(WHAT YOU ARE ASKED TO DO) List each line of the data that holds the string "selected".

(Records from a dataset)

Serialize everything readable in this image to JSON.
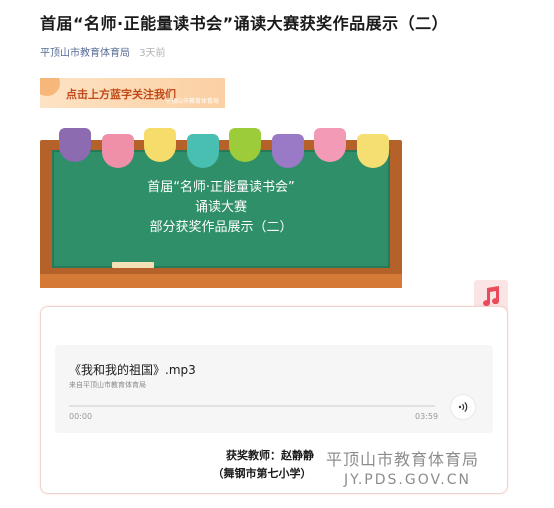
{
  "article": {
    "title": "首届“名师·正能量读书会”诵读大赛获奖作品展示（二）",
    "author": "平顶山市教育体育局",
    "time": "3天前"
  },
  "banner": {
    "text": "点击上方蓝字关注我们",
    "sub": "平顶山市教育体育局"
  },
  "board": {
    "line1": "首届“名师·正能量读书会”",
    "line2": "诵读大赛",
    "line3": "部分获奖作品展示（二）",
    "flag_colors": [
      "#8c6bb1",
      "#ef8fa8",
      "#f6dc6a",
      "#48bfb0",
      "#9ccc3a",
      "#9a79c6",
      "#f39bb6",
      "#f6df72"
    ]
  },
  "audio": {
    "name": "《我和我的祖国》.mp3",
    "source": "来自平顶山市教育体育局",
    "current_time": "00:00",
    "duration": "03:59",
    "progress": 0
  },
  "award": {
    "line1": "获奖教师：赵静静",
    "line2": "（舞钢市第七小学）"
  },
  "watermark": {
    "line1": "平顶山市教育体育局",
    "line2": "JY.PDS.GOV.CN"
  },
  "icons": [
    "music-note-icon",
    "speaker-icon"
  ]
}
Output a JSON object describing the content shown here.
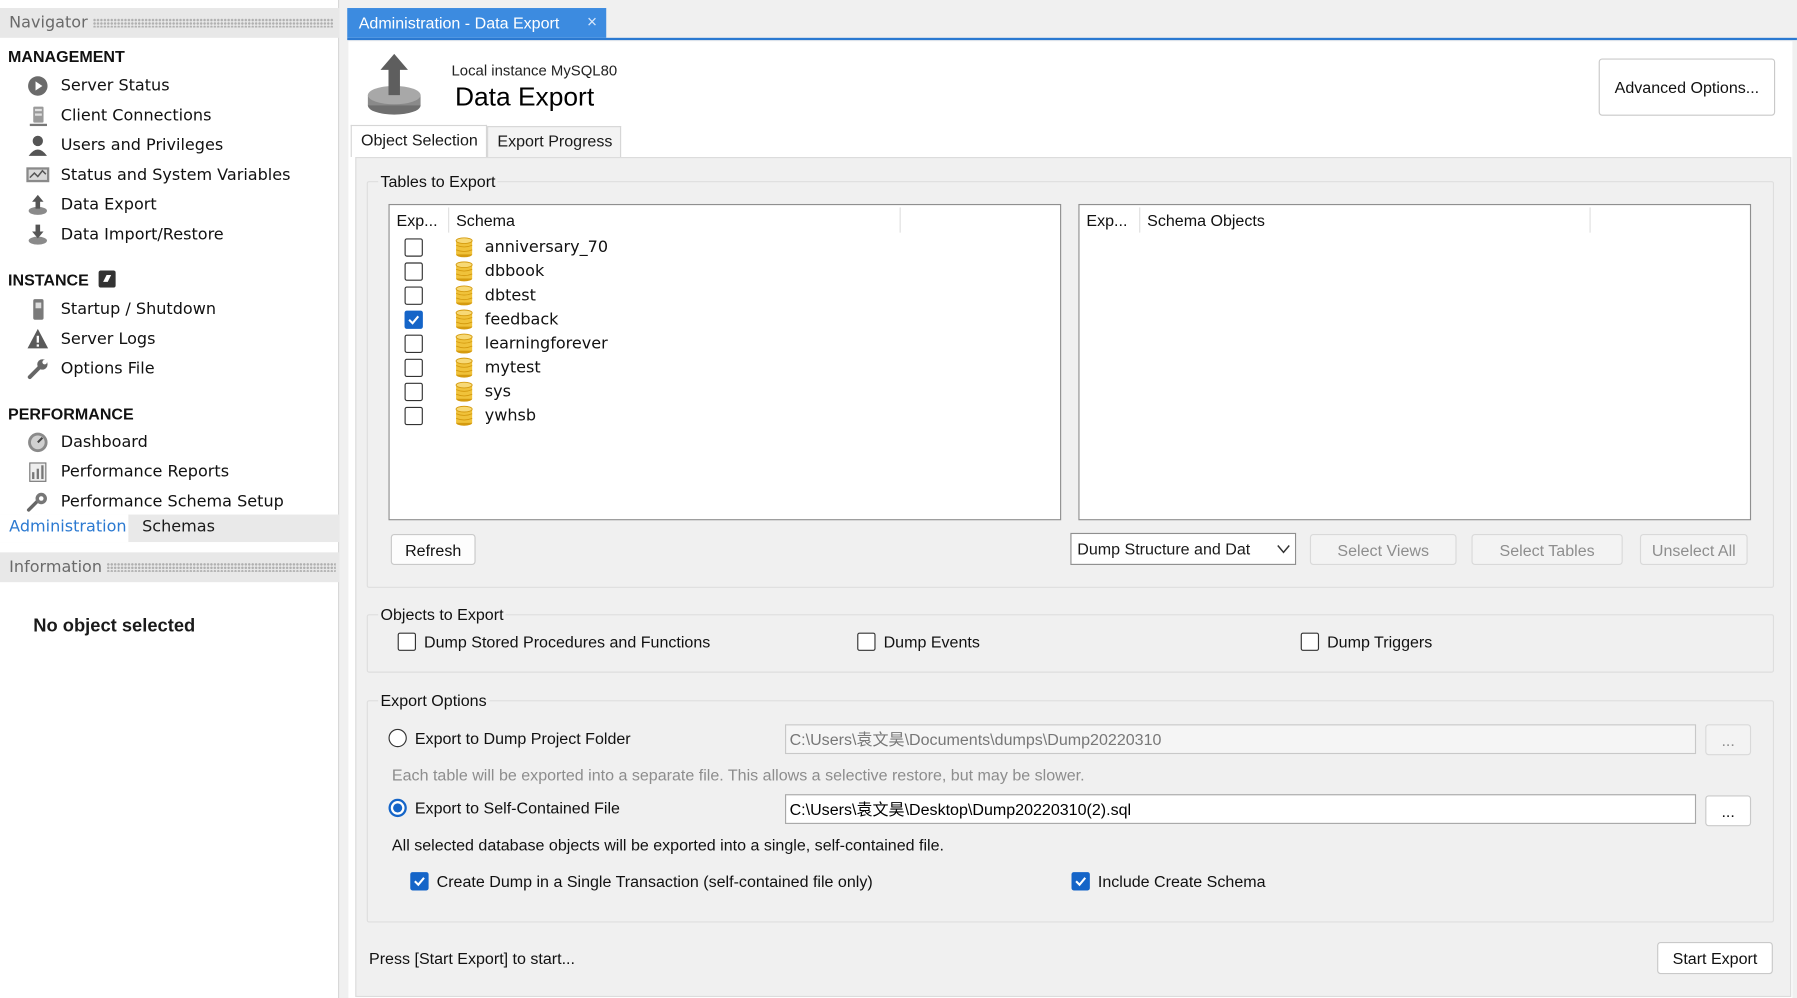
{
  "sidebar": {
    "navigator_title": "Navigator",
    "management_title": "MANAGEMENT",
    "management_items": [
      {
        "label": "Server Status",
        "icon": "server-status-icon"
      },
      {
        "label": "Client Connections",
        "icon": "client-connections-icon"
      },
      {
        "label": "Users and Privileges",
        "icon": "users-icon"
      },
      {
        "label": "Status and System Variables",
        "icon": "system-variables-icon"
      },
      {
        "label": "Data Export",
        "icon": "data-export-icon"
      },
      {
        "label": "Data Import/Restore",
        "icon": "data-import-icon"
      }
    ],
    "instance_title": "INSTANCE",
    "instance_items": [
      {
        "label": "Startup / Shutdown",
        "icon": "startup-icon"
      },
      {
        "label": "Server Logs",
        "icon": "warning-icon"
      },
      {
        "label": "Options File",
        "icon": "wrench-icon"
      }
    ],
    "performance_title": "PERFORMANCE",
    "performance_items": [
      {
        "label": "Dashboard",
        "icon": "dashboard-icon"
      },
      {
        "label": "Performance Reports",
        "icon": "reports-icon"
      },
      {
        "label": "Performance Schema Setup",
        "icon": "schema-setup-icon"
      }
    ],
    "tabs": {
      "administration": "Administration",
      "schemas": "Schemas"
    },
    "information_title": "Information",
    "no_object": "No object selected"
  },
  "doc_tab": {
    "label": "Administration - Data Export",
    "close": "×"
  },
  "header": {
    "subtitle": "Local instance MySQL80",
    "title": "Data Export",
    "advanced_button": "Advanced Options..."
  },
  "sub_tabs": {
    "object_selection": "Object Selection",
    "export_progress": "Export Progress"
  },
  "tables_group": {
    "title": "Tables to Export",
    "left_columns": {
      "exp": "Exp...",
      "schema": "Schema"
    },
    "right_columns": {
      "exp": "Exp...",
      "objects": "Schema Objects"
    },
    "schemas": [
      {
        "name": "anniversary_70",
        "checked": false
      },
      {
        "name": "dbbook",
        "checked": false
      },
      {
        "name": "dbtest",
        "checked": false
      },
      {
        "name": "feedback",
        "checked": true
      },
      {
        "name": "learningforever",
        "checked": false
      },
      {
        "name": "mytest",
        "checked": false
      },
      {
        "name": "sys",
        "checked": false
      },
      {
        "name": "ywhsb",
        "checked": false
      }
    ],
    "refresh_button": "Refresh",
    "dump_mode": "Dump Structure and Dat",
    "select_views": "Select Views",
    "select_tables": "Select Tables",
    "unselect_all": "Unselect All"
  },
  "objects_group": {
    "title": "Objects to Export",
    "stored_procs": "Dump Stored Procedures and Functions",
    "events": "Dump Events",
    "triggers": "Dump Triggers"
  },
  "export_group": {
    "title": "Export Options",
    "option_folder": "Export to Dump Project Folder",
    "folder_path": "C:\\Users\\袁文昊\\Documents\\dumps\\Dump20220310",
    "folder_note": "Each table will be exported into a separate file. This allows a selective restore, but may be slower.",
    "option_file": "Export to Self-Contained File",
    "file_path": "C:\\Users\\袁文昊\\Desktop\\Dump20220310(2).sql",
    "file_note": "All selected database objects will be exported into a single, self-contained file.",
    "single_transaction": "Create Dump in a Single Transaction (self-contained file only)",
    "include_schema": "Include Create Schema",
    "browse": "..."
  },
  "footer": {
    "status": "Press [Start Export] to start...",
    "start_button": "Start Export"
  },
  "colors": {
    "accent": "#3c8be0",
    "checkbox": "#1565c8",
    "db_icon": "#e8b11c"
  }
}
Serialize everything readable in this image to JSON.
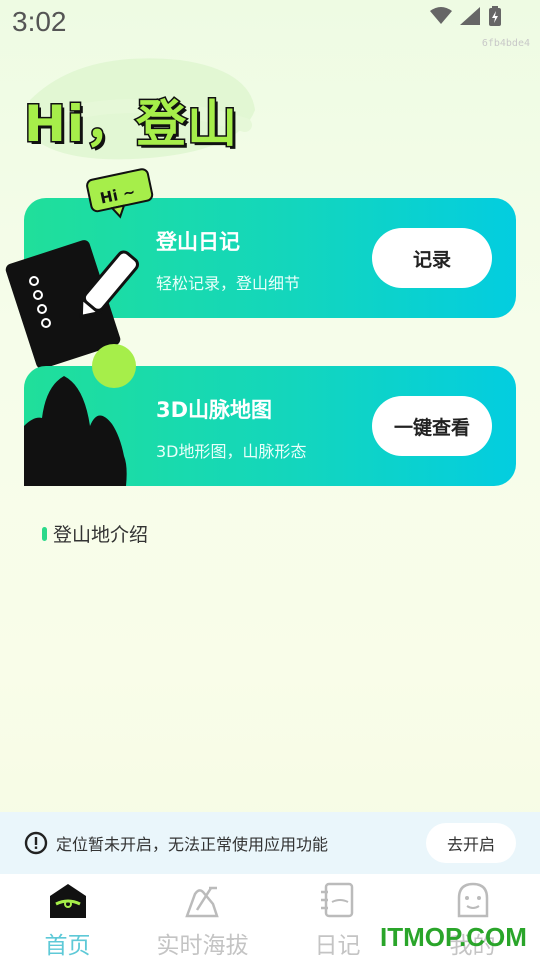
{
  "status_bar": {
    "time": "3:02",
    "code": "6fb4bde4"
  },
  "greeting": "Hi，登山",
  "cards": [
    {
      "title": "登山日记",
      "subtitle": "轻松记录，登山细节",
      "button": "记录",
      "bubble": "Hi ~"
    },
    {
      "title": "3D山脉地图",
      "subtitle": "3D地形图，山脉形态",
      "button": "一键查看"
    }
  ],
  "section": {
    "title": "登山地介绍"
  },
  "notice": {
    "text": "定位暂未开启，无法正常使用应用功能",
    "button": "去开启"
  },
  "tabs": [
    {
      "label": "首页",
      "icon": "home-icon",
      "active": true
    },
    {
      "label": "实时海拔",
      "icon": "altitude-icon",
      "active": false
    },
    {
      "label": "日记",
      "icon": "diary-icon",
      "active": false
    },
    {
      "label": "我的",
      "icon": "profile-icon",
      "active": false
    }
  ],
  "watermark": "ITMOP.COM",
  "colors": {
    "accent_green": "#a6ee4a",
    "card_start": "#20df9a",
    "card_end": "#03cde0",
    "tab_active": "#5ec9d7"
  }
}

(TASK OUTPUT)
    "no_object": "No object selected"
    "file_note": "All selected database objects will be exported into a single, self-contained file.",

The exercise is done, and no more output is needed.